Locate the lines of the listing below that hold "availability", then copy each of them.

── Data to use ──

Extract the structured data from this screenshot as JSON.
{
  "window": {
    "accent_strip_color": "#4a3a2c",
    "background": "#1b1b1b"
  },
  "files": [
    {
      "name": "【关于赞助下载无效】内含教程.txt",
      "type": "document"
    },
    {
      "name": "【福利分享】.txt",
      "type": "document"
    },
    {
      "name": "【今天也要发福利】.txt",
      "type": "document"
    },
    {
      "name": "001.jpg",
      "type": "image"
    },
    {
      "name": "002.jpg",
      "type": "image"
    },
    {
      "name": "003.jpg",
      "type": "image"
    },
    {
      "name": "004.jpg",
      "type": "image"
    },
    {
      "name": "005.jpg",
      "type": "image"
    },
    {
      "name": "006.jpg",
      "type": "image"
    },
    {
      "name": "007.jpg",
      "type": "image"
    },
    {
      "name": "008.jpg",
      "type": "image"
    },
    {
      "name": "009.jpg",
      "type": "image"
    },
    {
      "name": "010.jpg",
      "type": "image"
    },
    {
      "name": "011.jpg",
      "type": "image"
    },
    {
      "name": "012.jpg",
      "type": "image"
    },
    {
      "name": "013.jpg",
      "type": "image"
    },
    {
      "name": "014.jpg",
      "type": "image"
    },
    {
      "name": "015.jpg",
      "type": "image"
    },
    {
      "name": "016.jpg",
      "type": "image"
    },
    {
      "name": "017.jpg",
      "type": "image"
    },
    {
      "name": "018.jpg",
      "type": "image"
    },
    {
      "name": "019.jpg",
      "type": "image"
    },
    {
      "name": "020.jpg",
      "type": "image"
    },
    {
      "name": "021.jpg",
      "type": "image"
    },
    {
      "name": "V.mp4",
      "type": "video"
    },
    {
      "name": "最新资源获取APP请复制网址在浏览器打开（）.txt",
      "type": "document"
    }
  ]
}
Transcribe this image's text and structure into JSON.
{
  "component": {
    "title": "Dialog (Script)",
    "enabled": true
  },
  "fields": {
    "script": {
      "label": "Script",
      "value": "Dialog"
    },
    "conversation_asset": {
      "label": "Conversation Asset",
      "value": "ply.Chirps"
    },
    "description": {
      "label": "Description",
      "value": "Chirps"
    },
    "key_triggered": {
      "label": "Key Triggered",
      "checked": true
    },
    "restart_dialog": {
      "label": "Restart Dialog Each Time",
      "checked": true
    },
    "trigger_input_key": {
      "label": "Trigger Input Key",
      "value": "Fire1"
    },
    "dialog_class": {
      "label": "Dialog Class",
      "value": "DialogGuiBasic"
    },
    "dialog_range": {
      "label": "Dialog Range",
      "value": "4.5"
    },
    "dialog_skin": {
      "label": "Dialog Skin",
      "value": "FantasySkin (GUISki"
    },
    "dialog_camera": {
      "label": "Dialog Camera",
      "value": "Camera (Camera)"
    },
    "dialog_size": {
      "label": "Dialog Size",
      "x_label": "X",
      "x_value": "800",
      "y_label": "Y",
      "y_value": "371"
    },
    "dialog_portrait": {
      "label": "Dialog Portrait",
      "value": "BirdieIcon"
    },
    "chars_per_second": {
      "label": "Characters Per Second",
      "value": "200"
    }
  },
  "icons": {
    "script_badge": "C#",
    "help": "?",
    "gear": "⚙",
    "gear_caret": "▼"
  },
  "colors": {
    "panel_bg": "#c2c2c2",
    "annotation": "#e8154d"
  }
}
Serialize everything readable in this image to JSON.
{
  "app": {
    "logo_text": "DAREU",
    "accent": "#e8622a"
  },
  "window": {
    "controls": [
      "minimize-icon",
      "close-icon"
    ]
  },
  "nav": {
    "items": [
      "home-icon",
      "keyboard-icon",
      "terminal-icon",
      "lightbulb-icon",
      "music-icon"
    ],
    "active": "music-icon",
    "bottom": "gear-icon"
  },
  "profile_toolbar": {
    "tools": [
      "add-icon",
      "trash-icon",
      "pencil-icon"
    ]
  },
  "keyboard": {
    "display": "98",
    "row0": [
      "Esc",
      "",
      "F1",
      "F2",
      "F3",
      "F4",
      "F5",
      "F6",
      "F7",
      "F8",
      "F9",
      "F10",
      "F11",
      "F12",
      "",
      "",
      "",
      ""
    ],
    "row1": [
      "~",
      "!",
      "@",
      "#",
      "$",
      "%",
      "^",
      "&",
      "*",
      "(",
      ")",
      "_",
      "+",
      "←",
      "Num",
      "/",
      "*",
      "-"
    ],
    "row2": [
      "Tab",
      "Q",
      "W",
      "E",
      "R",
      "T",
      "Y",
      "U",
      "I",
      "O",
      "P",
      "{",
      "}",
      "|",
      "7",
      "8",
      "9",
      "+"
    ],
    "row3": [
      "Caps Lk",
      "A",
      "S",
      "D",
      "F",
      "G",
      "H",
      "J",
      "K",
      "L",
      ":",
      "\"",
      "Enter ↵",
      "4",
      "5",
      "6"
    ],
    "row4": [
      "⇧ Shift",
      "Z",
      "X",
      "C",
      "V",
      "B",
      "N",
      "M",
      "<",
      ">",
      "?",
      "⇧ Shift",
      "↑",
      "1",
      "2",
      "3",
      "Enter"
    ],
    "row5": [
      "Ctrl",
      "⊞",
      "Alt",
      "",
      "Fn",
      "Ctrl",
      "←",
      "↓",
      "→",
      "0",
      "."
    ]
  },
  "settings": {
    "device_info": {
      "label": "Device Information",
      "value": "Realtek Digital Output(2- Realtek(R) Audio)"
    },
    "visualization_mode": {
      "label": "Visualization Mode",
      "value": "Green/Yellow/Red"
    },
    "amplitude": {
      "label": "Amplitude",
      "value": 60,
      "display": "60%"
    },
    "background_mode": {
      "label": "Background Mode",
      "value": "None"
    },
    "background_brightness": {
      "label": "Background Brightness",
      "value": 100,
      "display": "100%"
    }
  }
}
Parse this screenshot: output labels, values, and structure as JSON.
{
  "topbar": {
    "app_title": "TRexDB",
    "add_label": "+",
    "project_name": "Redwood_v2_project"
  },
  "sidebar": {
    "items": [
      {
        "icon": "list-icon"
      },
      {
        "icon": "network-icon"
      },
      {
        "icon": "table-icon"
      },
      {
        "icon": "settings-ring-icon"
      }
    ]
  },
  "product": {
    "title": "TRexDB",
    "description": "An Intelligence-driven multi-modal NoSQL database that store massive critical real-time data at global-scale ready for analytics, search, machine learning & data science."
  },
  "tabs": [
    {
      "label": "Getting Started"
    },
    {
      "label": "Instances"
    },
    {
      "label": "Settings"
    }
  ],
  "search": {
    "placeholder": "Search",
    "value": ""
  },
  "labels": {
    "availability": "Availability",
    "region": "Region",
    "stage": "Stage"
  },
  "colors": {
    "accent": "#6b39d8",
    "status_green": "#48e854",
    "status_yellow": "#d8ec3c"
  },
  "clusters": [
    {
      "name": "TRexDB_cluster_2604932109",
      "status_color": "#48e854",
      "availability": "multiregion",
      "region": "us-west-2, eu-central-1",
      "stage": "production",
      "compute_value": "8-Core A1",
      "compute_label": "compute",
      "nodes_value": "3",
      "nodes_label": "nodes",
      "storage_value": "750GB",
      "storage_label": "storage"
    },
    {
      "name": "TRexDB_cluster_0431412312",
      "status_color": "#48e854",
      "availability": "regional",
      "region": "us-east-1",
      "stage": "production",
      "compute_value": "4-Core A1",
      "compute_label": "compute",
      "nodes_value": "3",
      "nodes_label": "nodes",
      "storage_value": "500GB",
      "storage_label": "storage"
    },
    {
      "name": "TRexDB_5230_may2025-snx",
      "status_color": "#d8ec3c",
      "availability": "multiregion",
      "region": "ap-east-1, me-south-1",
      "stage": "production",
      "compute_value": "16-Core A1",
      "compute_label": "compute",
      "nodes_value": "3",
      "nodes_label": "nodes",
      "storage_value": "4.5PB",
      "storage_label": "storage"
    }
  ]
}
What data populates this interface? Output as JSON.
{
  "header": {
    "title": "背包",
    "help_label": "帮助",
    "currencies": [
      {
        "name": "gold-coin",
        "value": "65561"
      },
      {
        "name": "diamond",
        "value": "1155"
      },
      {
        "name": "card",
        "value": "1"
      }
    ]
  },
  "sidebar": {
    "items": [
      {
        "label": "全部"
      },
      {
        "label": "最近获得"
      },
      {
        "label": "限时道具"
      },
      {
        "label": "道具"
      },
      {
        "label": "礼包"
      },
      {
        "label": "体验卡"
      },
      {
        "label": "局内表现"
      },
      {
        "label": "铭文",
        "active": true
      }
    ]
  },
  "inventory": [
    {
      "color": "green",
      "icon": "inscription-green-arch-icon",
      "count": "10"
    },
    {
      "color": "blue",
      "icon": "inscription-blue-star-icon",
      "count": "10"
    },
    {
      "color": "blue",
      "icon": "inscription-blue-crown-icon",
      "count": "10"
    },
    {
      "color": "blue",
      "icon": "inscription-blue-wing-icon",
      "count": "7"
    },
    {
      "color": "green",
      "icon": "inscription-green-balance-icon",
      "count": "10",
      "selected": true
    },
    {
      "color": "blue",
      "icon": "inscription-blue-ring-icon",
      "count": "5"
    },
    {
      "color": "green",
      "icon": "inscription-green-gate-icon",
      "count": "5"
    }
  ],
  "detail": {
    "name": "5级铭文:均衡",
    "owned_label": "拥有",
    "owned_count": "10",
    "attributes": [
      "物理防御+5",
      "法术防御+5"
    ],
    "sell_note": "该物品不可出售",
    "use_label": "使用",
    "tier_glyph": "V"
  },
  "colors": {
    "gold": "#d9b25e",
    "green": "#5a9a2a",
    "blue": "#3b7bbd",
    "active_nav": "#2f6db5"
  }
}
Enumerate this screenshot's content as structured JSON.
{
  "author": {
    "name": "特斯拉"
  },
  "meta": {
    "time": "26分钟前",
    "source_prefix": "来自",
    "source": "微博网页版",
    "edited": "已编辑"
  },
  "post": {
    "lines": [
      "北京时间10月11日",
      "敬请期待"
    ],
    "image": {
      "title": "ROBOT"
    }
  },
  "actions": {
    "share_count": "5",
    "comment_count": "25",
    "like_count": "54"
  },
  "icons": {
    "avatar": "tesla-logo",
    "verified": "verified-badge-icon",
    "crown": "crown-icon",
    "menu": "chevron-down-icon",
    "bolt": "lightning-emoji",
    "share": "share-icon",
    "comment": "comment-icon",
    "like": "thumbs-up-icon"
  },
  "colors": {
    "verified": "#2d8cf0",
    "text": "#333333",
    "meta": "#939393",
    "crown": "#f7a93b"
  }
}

───

** Exercise result **
    "availability": "Availability",
      "availability": "multiregion",
      "availability": "regional",
      "availability": "multiregion",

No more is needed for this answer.